----- Source material -----

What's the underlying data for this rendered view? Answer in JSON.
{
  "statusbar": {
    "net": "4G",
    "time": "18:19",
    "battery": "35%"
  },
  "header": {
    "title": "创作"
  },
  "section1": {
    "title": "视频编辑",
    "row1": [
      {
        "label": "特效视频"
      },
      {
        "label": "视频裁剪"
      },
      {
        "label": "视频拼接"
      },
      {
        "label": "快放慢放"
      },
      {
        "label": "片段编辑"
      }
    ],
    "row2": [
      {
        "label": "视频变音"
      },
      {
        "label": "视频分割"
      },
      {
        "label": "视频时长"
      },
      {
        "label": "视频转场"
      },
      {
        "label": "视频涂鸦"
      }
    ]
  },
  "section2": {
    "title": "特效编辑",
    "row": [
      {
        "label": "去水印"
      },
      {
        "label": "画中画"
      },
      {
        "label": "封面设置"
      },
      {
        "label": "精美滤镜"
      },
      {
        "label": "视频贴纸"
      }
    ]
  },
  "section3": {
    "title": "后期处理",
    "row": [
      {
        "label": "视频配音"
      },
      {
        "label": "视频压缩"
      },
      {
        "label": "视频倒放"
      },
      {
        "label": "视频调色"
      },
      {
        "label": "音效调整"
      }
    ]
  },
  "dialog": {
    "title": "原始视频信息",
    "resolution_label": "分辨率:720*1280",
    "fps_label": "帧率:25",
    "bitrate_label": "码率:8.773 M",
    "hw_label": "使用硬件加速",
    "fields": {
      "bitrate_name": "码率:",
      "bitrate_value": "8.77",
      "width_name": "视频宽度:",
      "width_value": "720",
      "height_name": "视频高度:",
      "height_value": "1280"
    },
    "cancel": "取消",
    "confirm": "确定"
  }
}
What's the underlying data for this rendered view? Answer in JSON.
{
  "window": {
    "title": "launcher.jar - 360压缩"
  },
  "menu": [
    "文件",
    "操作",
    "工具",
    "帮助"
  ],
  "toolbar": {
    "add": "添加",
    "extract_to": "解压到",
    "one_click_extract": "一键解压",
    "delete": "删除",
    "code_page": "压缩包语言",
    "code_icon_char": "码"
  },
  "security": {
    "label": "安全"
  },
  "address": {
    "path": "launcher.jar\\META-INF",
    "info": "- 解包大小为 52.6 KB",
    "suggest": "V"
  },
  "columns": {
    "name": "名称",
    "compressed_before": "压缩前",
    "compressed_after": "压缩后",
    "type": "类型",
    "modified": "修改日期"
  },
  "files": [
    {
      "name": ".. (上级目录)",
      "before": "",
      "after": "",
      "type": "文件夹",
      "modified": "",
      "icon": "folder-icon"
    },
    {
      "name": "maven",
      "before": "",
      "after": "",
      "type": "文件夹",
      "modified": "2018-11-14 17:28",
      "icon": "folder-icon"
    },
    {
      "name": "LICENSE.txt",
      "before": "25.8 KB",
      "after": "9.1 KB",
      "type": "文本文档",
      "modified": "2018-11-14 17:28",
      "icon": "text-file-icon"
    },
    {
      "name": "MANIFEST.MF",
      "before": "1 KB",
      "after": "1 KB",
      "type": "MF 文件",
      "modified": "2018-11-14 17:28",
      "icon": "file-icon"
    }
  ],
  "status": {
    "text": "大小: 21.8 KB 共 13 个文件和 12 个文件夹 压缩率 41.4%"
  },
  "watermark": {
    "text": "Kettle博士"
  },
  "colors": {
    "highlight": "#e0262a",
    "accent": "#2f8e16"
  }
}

-----

* [Objective]: From the data, pick out every line that includes "text".

* [Answer]:
      "icon": "text-file-icon"
    "text": "大小: 21.8 KB 共 13 个文件和 12 个文件夹 压缩率 41.4%"
    "text": "Kettle博士"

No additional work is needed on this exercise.